CHALLENGE: Take from the listing each line that has the string "Preis".

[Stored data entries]
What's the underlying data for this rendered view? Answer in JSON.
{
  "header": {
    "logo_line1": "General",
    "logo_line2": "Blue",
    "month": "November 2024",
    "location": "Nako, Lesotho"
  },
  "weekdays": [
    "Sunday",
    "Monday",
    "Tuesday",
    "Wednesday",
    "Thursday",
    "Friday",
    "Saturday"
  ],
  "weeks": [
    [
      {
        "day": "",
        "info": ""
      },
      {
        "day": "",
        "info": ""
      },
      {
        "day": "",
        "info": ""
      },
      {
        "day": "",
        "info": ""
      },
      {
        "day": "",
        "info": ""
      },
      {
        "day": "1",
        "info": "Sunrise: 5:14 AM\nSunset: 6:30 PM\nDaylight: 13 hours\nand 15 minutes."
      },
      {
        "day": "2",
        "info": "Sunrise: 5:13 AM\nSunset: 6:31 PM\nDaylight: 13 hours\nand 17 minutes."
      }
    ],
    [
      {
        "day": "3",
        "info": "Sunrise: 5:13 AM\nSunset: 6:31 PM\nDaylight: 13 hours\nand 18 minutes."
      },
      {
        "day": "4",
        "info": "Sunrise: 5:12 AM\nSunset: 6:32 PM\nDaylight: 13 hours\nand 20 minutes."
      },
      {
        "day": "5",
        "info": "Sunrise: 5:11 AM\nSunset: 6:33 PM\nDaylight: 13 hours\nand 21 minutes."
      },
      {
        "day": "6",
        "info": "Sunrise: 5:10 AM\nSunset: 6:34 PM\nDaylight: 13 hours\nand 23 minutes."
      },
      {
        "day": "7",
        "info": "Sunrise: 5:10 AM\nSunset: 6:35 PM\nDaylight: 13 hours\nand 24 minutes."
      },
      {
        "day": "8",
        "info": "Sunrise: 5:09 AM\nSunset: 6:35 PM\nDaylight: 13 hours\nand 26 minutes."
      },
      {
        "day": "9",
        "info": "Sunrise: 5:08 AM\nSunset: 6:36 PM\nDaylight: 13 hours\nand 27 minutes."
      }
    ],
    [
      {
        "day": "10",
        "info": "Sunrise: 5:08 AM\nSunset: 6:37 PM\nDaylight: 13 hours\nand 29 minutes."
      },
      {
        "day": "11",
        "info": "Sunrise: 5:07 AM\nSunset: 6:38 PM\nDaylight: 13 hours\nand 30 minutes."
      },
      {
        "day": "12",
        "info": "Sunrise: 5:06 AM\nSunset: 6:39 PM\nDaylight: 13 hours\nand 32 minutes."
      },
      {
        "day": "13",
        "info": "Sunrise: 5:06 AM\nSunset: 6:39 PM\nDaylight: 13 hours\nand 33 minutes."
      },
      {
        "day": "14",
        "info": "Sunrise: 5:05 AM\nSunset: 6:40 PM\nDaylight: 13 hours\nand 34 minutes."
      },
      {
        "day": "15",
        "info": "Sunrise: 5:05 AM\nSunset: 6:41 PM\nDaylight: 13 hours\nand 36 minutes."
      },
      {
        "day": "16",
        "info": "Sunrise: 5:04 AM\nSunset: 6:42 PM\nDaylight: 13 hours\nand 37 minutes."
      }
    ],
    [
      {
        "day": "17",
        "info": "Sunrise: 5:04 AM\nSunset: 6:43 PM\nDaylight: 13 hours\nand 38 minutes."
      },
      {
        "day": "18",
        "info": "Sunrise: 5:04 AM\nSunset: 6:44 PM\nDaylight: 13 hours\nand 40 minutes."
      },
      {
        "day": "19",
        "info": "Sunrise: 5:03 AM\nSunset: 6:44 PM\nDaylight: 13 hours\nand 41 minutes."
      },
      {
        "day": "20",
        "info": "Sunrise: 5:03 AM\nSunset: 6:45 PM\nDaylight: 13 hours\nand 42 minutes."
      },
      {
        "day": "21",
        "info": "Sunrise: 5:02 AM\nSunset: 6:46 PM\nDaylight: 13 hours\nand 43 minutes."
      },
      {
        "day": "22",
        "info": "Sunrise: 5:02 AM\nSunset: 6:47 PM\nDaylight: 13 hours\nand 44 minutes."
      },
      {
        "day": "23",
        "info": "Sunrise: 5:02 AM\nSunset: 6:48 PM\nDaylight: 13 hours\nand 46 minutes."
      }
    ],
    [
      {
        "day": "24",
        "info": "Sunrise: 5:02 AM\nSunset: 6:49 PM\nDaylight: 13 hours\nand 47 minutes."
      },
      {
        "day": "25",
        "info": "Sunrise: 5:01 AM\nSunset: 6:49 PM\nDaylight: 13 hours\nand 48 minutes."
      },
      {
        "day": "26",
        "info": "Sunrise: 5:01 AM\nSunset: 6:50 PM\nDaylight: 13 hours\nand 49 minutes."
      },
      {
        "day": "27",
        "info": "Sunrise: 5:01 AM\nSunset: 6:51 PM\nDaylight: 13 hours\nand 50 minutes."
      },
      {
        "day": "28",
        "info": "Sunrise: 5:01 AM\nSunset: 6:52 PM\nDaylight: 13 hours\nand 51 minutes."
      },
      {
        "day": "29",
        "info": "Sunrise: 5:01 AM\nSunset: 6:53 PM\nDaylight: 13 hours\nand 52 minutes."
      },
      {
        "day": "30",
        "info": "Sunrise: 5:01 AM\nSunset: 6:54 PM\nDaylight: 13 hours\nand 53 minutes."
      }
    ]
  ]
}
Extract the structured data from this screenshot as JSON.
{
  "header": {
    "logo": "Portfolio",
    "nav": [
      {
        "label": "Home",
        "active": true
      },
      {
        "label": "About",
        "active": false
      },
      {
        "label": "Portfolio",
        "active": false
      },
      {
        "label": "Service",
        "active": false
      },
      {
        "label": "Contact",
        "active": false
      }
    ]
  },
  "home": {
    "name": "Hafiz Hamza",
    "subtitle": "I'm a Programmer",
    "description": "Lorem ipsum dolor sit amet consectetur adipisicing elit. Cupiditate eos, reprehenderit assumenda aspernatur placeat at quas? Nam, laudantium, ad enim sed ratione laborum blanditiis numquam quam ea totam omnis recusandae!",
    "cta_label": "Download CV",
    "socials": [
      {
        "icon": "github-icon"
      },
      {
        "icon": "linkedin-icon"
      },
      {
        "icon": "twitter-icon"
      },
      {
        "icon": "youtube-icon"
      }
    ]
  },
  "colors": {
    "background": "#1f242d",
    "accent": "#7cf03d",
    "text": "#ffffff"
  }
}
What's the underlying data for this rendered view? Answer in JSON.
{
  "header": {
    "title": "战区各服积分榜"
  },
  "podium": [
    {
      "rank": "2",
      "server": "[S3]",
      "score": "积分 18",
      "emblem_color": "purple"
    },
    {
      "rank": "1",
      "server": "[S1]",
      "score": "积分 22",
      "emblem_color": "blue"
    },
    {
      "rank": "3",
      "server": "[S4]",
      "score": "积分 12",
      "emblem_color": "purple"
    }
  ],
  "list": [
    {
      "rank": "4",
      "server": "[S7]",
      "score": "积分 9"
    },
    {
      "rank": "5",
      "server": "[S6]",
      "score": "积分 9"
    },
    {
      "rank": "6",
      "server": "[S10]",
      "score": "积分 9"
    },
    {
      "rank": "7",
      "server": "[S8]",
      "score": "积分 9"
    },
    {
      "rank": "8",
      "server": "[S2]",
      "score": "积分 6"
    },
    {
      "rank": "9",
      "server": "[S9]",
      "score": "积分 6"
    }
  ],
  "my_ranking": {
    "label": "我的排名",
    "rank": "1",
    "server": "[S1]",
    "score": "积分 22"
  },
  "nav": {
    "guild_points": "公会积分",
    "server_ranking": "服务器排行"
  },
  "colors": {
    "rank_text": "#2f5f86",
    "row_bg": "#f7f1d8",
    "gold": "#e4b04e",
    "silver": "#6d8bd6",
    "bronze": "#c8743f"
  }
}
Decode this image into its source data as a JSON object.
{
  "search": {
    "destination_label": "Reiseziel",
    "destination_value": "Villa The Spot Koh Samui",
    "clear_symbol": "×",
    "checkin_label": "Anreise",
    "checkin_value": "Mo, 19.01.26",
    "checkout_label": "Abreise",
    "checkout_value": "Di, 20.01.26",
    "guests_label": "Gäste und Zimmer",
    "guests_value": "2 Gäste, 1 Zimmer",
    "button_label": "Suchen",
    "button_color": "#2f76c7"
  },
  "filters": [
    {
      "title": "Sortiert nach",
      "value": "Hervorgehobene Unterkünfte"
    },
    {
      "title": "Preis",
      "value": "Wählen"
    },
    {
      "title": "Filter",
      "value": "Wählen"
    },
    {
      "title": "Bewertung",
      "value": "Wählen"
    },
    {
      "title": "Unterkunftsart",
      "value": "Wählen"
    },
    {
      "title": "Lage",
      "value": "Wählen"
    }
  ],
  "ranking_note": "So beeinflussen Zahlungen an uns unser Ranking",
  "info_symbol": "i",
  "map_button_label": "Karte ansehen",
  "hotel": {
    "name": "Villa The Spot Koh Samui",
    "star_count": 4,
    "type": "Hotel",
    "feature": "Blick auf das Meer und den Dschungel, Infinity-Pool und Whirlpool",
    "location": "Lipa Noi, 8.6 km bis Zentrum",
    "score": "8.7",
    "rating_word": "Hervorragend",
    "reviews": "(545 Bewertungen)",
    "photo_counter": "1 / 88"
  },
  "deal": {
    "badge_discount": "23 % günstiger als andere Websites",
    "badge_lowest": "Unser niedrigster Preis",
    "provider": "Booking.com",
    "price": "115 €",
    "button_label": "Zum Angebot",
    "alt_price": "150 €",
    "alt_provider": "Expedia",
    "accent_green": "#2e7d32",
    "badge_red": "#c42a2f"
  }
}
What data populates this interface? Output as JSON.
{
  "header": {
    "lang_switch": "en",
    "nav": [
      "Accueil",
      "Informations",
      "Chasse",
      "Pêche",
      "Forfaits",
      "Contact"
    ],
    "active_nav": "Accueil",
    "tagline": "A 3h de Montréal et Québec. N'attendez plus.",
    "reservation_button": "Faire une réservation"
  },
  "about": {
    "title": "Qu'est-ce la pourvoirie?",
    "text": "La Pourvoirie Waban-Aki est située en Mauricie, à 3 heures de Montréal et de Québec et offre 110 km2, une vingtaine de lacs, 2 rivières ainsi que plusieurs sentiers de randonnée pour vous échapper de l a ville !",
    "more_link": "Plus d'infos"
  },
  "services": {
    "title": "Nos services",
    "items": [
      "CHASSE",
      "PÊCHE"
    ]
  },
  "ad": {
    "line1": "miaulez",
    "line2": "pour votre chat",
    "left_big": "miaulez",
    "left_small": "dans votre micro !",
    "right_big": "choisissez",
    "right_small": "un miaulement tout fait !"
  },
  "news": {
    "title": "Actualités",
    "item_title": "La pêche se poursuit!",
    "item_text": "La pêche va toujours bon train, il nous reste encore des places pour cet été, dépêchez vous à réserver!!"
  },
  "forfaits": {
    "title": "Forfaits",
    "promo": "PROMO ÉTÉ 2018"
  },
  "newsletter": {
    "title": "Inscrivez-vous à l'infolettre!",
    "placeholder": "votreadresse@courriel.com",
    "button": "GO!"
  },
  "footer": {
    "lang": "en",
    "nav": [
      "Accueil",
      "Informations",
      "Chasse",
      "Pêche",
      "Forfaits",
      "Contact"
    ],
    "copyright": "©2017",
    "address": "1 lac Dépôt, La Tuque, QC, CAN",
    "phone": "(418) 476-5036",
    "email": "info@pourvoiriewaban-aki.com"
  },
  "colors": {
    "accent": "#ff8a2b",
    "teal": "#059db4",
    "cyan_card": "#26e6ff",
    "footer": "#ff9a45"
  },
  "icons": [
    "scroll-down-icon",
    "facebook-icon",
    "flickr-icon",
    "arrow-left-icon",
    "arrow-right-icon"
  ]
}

WRITTEN SOLUTION:
      "title": "Preis",
    "badge_lowest": "Unser niedrigster Preis",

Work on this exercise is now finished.